→ Exercise materials:
★ ★ ★ ★ ★ ★ ★

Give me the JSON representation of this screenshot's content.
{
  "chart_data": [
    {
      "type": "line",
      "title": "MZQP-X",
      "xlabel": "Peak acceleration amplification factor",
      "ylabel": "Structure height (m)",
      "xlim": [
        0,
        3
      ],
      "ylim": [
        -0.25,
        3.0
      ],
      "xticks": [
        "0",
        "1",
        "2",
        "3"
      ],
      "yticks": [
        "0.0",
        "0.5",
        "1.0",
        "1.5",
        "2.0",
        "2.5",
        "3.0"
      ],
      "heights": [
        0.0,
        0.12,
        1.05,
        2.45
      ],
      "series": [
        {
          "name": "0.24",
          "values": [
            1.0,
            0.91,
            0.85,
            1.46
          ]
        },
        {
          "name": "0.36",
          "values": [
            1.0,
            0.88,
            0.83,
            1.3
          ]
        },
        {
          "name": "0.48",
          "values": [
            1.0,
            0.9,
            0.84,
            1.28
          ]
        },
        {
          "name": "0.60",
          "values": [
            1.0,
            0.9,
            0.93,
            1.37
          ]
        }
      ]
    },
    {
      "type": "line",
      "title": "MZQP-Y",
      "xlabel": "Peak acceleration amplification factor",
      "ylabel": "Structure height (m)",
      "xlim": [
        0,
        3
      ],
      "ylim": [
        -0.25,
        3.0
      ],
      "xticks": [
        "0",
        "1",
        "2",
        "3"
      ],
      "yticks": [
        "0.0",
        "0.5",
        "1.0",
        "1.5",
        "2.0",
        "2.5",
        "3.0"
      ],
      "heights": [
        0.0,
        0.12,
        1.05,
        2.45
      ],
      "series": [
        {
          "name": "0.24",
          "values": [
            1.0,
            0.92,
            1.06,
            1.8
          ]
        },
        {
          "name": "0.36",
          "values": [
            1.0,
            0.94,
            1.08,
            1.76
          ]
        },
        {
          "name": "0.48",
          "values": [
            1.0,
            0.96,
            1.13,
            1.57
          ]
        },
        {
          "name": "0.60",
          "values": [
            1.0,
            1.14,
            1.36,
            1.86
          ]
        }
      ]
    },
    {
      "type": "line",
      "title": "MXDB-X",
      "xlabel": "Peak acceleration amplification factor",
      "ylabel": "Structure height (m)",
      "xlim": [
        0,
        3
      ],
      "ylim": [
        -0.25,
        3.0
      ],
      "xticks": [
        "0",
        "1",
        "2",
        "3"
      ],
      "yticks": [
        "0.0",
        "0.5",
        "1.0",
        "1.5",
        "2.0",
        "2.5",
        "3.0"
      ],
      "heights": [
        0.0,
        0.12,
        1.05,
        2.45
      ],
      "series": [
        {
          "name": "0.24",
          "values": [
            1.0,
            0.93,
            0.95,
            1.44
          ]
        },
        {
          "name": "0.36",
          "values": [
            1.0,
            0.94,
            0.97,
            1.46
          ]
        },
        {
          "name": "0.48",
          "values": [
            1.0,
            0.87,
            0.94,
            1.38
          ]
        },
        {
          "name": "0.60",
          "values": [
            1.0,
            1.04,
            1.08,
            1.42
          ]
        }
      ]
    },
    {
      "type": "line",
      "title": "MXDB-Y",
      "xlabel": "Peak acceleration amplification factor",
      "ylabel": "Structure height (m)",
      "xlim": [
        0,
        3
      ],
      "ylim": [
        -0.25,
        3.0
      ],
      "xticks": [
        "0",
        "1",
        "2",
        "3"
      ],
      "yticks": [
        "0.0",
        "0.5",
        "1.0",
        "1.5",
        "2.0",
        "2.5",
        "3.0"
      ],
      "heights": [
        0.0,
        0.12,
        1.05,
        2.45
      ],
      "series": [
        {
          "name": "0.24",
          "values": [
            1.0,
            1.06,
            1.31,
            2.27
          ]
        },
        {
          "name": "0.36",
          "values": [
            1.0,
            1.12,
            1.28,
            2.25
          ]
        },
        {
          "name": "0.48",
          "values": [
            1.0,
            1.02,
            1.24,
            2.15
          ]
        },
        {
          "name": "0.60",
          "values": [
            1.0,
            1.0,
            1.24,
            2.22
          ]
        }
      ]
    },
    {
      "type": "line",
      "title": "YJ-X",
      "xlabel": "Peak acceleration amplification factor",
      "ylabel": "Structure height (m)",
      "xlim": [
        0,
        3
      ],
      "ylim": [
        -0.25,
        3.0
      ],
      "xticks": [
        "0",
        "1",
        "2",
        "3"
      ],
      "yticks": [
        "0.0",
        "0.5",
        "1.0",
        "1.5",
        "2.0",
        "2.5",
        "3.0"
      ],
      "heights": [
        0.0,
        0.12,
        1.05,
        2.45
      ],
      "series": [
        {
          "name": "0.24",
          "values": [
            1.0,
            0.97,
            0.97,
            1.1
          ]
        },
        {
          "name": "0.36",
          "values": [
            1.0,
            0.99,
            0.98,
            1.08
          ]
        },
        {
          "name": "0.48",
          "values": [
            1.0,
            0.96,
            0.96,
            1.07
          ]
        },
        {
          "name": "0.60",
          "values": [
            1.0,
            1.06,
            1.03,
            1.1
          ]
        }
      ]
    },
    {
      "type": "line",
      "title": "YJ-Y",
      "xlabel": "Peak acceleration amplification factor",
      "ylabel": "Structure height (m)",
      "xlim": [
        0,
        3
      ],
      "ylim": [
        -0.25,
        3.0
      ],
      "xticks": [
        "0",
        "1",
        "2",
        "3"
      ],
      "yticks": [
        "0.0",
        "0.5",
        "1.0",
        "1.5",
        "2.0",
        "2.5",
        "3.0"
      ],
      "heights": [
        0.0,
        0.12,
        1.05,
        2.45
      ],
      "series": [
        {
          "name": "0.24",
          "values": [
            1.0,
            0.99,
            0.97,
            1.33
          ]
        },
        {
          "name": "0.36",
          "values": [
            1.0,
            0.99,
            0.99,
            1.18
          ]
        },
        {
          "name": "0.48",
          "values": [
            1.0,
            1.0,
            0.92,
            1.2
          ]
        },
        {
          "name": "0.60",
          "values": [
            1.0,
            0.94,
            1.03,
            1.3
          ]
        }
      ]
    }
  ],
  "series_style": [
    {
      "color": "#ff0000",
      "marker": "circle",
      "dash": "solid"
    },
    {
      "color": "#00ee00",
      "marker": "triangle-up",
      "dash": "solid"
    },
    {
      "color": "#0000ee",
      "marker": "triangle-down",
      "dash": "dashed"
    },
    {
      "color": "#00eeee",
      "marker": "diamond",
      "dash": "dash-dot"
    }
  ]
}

★ ★ ★ ★ ★ ★ ★

→ Aim of the exercise: Set all of the entries down again, exactly as they were given.

→ Exercise response:
Give me the JSON representation of this screenshot's content.
{
  "chart_data": [
    {
      "type": "line",
      "title": "MZQP-X",
      "xlabel": "Peak acceleration amplification factor",
      "ylabel": "Structure height (m)",
      "xlim": [
        0,
        3
      ],
      "ylim": [
        -0.25,
        3.0
      ],
      "xticks": [
        "0",
        "1",
        "2",
        "3"
      ],
      "yticks": [
        "0.0",
        "0.5",
        "1.0",
        "1.5",
        "2.0",
        "2.5",
        "3.0"
      ],
      "heights": [
        0.0,
        0.12,
        1.05,
        2.45
      ],
      "series": [
        {
          "name": "0.24",
          "values": [
            1.0,
            0.91,
            0.85,
            1.46
          ]
        },
        {
          "name": "0.36",
          "values": [
            1.0,
            0.88,
            0.83,
            1.3
          ]
        },
        {
          "name": "0.48",
          "values": [
            1.0,
            0.9,
            0.84,
            1.28
          ]
        },
        {
          "name": "0.60",
          "values": [
            1.0,
            0.9,
            0.93,
            1.37
          ]
        }
      ]
    },
    {
      "type": "line",
      "title": "MZQP-Y",
      "xlabel": "Peak acceleration amplification factor",
      "ylabel": "Structure height (m)",
      "xlim": [
        0,
        3
      ],
      "ylim": [
        -0.25,
        3.0
      ],
      "xticks": [
        "0",
        "1",
        "2",
        "3"
      ],
      "yticks": [
        "0.0",
        "0.5",
        "1.0",
        "1.5",
        "2.0",
        "2.5",
        "3.0"
      ],
      "heights": [
        0.0,
        0.12,
        1.05,
        2.45
      ],
      "series": [
        {
          "name": "0.24",
          "values": [
            1.0,
            0.92,
            1.06,
            1.8
          ]
        },
        {
          "name": "0.36",
          "values": [
            1.0,
            0.94,
            1.08,
            1.76
          ]
        },
        {
          "name": "0.48",
          "values": [
            1.0,
            0.96,
            1.13,
            1.57
          ]
        },
        {
          "name": "0.60",
          "values": [
            1.0,
            1.14,
            1.36,
            1.86
          ]
        }
      ]
    },
    {
      "type": "line",
      "title": "MXDB-X",
      "xlabel": "Peak acceleration amplification factor",
      "ylabel": "Structure height (m)",
      "xlim": [
        0,
        3
      ],
      "ylim": [
        -0.25,
        3.0
      ],
      "xticks": [
        "0",
        "1",
        "2",
        "3"
      ],
      "yticks": [
        "0.0",
        "0.5",
        "1.0",
        "1.5",
        "2.0",
        "2.5",
        "3.0"
      ],
      "heights": [
        0.0,
        0.12,
        1.05,
        2.45
      ],
      "series": [
        {
          "name": "0.24",
          "values": [
            1.0,
            0.93,
            0.95,
            1.44
          ]
        },
        {
          "name": "0.36",
          "values": [
            1.0,
            0.94,
            0.97,
            1.46
          ]
        },
        {
          "name": "0.48",
          "values": [
            1.0,
            0.87,
            0.94,
            1.38
          ]
        },
        {
          "name": "0.60",
          "values": [
            1.0,
            1.04,
            1.08,
            1.42
          ]
        }
      ]
    },
    {
      "type": "line",
      "title": "MXDB-Y",
      "xlabel": "Peak acceleration amplification factor",
      "ylabel": "Structure height (m)",
      "xlim": [
        0,
        3
      ],
      "ylim": [
        -0.25,
        3.0
      ],
      "xticks": [
        "0",
        "1",
        "2",
        "3"
      ],
      "yticks": [
        "0.0",
        "0.5",
        "1.0",
        "1.5",
        "2.0",
        "2.5",
        "3.0"
      ],
      "heights": [
        0.0,
        0.12,
        1.05,
        2.45
      ],
      "series": [
        {
          "name": "0.24",
          "values": [
            1.0,
            1.06,
            1.31,
            2.27
          ]
        },
        {
          "name": "0.36",
          "values": [
            1.0,
            1.12,
            1.28,
            2.25
          ]
        },
        {
          "name": "0.48",
          "values": [
            1.0,
            1.02,
            1.24,
            2.15
          ]
        },
        {
          "name": "0.60",
          "values": [
            1.0,
            1.0,
            1.24,
            2.22
          ]
        }
      ]
    },
    {
      "type": "line",
      "title": "YJ-X",
      "xlabel": "Peak acceleration amplification factor",
      "ylabel": "Structure height (m)",
      "xlim": [
        0,
        3
      ],
      "ylim": [
        -0.25,
        3.0
      ],
      "xticks": [
        "0",
        "1",
        "2",
        "3"
      ],
      "yticks": [
        "0.0",
        "0.5",
        "1.0",
        "1.5",
        "2.0",
        "2.5",
        "3.0"
      ],
      "heights": [
        0.0,
        0.12,
        1.05,
        2.45
      ],
      "series": [
        {
          "name": "0.24",
          "values": [
            1.0,
            0.97,
            0.97,
            1.1
          ]
        },
        {
          "name": "0.36",
          "values": [
            1.0,
            0.99,
            0.98,
            1.08
          ]
        },
        {
          "name": "0.48",
          "values": [
            1.0,
            0.96,
            0.96,
            1.07
          ]
        },
        {
          "name": "0.60",
          "values": [
            1.0,
            1.06,
            1.03,
            1.1
          ]
        }
      ]
    },
    {
      "type": "line",
      "title": "YJ-Y",
      "xlabel": "Peak acceleration amplification factor",
      "ylabel": "Structure height (m)",
      "xlim": [
        0,
        3
      ],
      "ylim": [
        -0.25,
        3.0
      ],
      "xticks": [
        "0",
        "1",
        "2",
        "3"
      ],
      "yticks": [
        "0.0",
        "0.5",
        "1.0",
        "1.5",
        "2.0",
        "2.5",
        "3.0"
      ],
      "heights": [
        0.0,
        0.12,
        1.05,
        2.45
      ],
      "series": [
        {
          "name": "0.24",
          "values": [
            1.0,
            0.99,
            0.97,
            1.33
          ]
        },
        {
          "name": "0.36",
          "values": [
            1.0,
            0.99,
            0.99,
            1.18
          ]
        },
        {
          "name": "0.48",
          "values": [
            1.0,
            1.0,
            0.92,
            1.2
          ]
        },
        {
          "name": "0.60",
          "values": [
            1.0,
            0.94,
            1.03,
            1.3
          ]
        }
      ]
    }
  ],
  "series_style": [
    {
      "color": "#ff0000",
      "marker": "circle",
      "dash": "solid"
    },
    {
      "color": "#00ee00",
      "marker": "triangle-up",
      "dash": "solid"
    },
    {
      "color": "#0000ee",
      "marker": "triangle-down",
      "dash": "dashed"
    },
    {
      "color": "#00eeee",
      "marker": "diamond",
      "dash": "dash-dot"
    }
  ]
}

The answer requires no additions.